The neighbors drove to Zaporozhye, a city in the neighboring region, but then struggled to find gasoline. Finally they managed to purchase gasoline and drove further to Berdyansk, then to Zaporozhye. Then they took a long train ride to Kyiv through non-hazardous cities. Finally, they were transferred to a refugee camp in Poland which they liked. It was a hotel that provided free meals daily and medical assistance. They felt safe there for the first time. Within 3 days of their arrival, the authorities at the refugee camp then organized for them to fly to Sicily by plane. At first, they stayed at a women’s shelter with other refugee mothers and children which was run by a local children’s home. The workers there were very kind they had a big heart for those in need. They provided for us, laughed with us, and showed much compassion. “I will always be grateful to Rosella and Raphael for their kindness in a strange land and a broken heart”, Tetiana smiles.
Tetiana and Kyrylo are now calming down on the Adriatic Sea in Rosetto dell Abruzzi. Arthur, her husband remains in Ukraine as a volunteer at a coordination center assisting the Ukrainian war efforts. He is thankfully not on the front lines and receives daily food and shelter for his contribution. Tetiana is able to make contact with Arthur. Her son, Kyrylo says he is fine but sometimes at night he is fearful. “Here, we walk a lot, go to the beach, the water is very warm in the sea, learn languages, talk a lot”, says Tetiana. This is not home but they are given a chance to recover from their trauma.
We return to the story of another refugee many years ago, Ruth, whose name means devoted companion and friend. Ruth, unlike Tetiana who was forced to move from her home, and chooses to take the journey to a foreign land with Naomi. Ruth’s love for her mother-in-law requires great personal sacrifice. She journeys to Judah as a grieving widow, a distrusted and disliked Moabite stranger and a vulnerable immigrant
Her faithfulness and her loyalty provide a human channel through which God shows His love and provision. Through Ruth’s bloodline, God continues His spiritual intentions for all people and His earthly inheritance agenda for the Israelites.

Available data:

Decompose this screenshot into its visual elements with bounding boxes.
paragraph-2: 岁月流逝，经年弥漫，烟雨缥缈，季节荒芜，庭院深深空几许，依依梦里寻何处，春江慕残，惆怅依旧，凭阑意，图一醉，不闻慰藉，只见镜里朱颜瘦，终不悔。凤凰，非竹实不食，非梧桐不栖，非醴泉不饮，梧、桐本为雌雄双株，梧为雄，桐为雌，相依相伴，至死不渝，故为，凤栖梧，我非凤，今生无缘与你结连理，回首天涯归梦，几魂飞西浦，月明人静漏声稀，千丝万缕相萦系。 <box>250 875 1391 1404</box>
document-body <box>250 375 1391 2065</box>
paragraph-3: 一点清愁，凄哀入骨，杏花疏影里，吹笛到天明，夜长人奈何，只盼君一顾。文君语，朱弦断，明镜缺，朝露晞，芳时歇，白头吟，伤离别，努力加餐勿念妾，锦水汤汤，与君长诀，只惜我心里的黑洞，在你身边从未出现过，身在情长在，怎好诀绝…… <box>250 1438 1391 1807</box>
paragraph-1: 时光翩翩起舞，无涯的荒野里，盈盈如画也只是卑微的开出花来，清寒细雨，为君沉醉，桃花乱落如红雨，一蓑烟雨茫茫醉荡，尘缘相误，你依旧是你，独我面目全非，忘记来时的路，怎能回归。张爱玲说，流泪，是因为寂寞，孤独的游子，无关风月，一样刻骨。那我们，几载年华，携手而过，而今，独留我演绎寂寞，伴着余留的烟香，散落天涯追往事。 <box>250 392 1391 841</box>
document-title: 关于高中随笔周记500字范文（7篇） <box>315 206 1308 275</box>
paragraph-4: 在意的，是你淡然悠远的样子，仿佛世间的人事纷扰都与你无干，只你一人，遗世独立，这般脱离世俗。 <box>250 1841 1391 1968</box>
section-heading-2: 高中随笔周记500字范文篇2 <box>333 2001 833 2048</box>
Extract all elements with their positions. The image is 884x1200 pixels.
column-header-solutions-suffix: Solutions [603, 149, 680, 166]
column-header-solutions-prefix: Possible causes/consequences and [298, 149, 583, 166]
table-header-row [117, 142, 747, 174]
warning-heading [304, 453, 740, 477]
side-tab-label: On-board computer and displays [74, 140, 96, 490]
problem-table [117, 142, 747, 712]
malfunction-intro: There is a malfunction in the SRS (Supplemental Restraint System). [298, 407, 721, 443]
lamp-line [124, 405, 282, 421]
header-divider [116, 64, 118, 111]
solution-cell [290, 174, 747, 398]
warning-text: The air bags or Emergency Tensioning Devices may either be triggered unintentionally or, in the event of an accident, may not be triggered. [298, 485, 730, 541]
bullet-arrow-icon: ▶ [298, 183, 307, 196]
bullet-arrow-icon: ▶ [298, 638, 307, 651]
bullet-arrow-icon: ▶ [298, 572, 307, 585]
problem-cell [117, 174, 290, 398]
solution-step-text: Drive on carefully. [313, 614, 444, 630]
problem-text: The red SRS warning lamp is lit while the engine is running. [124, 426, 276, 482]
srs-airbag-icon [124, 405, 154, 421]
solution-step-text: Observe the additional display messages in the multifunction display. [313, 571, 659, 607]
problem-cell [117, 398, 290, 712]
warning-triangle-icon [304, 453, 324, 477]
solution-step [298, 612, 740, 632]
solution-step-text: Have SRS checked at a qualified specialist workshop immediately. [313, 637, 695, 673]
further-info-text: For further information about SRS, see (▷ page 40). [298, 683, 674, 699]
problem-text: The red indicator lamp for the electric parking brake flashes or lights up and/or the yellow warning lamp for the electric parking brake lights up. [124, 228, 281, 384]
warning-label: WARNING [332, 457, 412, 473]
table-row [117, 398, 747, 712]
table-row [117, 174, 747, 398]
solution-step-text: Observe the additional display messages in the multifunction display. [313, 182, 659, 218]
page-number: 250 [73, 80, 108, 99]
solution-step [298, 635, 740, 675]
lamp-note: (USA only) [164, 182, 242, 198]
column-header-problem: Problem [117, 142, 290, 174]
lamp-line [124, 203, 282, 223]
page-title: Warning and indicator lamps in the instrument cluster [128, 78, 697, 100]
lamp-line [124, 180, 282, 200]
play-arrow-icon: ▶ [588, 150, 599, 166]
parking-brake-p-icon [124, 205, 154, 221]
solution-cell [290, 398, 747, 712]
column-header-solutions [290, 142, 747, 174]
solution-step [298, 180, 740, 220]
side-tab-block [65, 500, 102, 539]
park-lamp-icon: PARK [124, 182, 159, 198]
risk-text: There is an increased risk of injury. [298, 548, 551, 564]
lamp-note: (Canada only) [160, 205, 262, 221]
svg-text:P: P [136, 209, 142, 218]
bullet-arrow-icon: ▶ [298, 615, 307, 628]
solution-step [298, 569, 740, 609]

Tasks:
1 > In the refugee account, what is Tetiana's husband Arthur doing now?
2 > Pick up the refugee account of Tetiana and Ruth after its final sentence and continue it for one paragraph.

Answers for this exercise:
1 > He remains in Ukraine as a volunteer at a coordination center assisting the Ukrainian war efforts.

2 >
God’s timing is perfect, when Naomi and Ruth arrive back in the land of Canaan the harvest is ripe for picking, it is a time of new birth. Boaz, the brother or uncle of Elimilek is visiting his wheat fields and has mercy on the daughter-in-law of his relative, Naomi. He tells his workers to make sure to leave enough wheat for Ruth to glean after the threshing so that her baskets are full. Boaz sees the faithful, loving heart of Ruth and falls in love with her. He marries her and they give birth to Obed, who fathers Jesse, the father of King David, through whose bloodline God comes to earth as a human with the birth of Jesus Christ. We must also not forget that Boaz was born to Salome, whose ancestor is Abraham. Boaz’s mother is Rahab, the harlot who God miraculously rescued from the city of Jericho on the day when the walls of the city fell and it was besieged by the Israelite army and their captain Joshua. At this time Jericho became the first city of the land God had promised His children and Rahab, a Canaanite woman was welcomed into the tribe of Israel and became a predecessor to Jesus' bloodline.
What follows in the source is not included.